* [Requirement]: Every line of the data that contains the string "prioritet" must be copied.

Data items
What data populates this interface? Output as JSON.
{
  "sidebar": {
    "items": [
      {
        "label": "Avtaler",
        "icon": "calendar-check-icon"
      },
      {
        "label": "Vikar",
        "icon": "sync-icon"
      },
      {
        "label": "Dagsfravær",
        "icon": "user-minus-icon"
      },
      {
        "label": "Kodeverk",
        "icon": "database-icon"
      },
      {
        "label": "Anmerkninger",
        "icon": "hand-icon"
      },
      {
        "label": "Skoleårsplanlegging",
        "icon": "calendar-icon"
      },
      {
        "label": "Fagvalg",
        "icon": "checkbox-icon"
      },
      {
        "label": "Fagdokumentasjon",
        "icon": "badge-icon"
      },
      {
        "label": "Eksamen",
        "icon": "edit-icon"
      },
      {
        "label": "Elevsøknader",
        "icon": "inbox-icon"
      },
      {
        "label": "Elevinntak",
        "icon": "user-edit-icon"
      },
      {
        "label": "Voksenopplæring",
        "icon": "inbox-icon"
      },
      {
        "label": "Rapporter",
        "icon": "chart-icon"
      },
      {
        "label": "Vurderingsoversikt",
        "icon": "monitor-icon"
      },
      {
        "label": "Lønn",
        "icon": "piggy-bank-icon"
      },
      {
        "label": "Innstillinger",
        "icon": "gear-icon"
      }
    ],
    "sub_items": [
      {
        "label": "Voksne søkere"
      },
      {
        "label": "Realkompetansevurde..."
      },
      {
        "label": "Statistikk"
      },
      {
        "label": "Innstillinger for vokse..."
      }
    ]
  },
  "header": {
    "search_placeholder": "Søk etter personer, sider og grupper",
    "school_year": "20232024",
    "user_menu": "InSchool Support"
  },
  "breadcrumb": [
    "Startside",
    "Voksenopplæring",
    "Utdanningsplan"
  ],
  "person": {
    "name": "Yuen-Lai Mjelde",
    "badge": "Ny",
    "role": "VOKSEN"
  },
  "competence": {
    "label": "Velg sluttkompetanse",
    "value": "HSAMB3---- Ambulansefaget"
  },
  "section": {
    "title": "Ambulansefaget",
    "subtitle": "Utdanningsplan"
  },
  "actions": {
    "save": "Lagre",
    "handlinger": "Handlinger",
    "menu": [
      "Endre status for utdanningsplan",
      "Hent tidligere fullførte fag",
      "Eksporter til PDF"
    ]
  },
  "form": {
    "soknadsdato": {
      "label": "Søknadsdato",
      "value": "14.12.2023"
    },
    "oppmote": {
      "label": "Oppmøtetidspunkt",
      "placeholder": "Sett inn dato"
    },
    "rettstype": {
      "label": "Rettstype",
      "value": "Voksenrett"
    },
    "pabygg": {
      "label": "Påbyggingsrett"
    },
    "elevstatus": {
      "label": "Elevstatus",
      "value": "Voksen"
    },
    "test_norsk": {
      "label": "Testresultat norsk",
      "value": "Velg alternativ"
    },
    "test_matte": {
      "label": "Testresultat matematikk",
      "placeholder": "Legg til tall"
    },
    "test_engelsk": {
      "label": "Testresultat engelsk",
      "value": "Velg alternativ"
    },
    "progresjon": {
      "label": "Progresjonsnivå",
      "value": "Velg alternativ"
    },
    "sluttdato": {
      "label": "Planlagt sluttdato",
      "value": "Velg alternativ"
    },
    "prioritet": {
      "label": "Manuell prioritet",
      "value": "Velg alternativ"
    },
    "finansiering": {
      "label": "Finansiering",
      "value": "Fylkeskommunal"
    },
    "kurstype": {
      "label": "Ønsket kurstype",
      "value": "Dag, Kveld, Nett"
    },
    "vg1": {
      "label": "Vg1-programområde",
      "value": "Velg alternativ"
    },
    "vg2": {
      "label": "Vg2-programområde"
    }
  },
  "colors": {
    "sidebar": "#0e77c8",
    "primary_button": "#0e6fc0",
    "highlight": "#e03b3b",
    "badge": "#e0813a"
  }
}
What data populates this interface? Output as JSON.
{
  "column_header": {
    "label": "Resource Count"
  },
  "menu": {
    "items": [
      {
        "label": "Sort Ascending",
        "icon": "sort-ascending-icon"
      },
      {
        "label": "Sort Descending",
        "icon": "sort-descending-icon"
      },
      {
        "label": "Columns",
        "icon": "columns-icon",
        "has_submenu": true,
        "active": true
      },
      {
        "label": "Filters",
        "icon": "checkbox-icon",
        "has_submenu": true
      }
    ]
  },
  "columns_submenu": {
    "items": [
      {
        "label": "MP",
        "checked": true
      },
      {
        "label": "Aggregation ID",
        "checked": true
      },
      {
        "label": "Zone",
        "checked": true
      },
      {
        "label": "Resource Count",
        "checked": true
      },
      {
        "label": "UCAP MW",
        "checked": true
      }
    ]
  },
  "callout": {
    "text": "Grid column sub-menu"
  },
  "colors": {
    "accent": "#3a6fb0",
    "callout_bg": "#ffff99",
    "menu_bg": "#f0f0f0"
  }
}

* [Complete answer]:
    "prioritet": {
      "label": "Manuell prioritet",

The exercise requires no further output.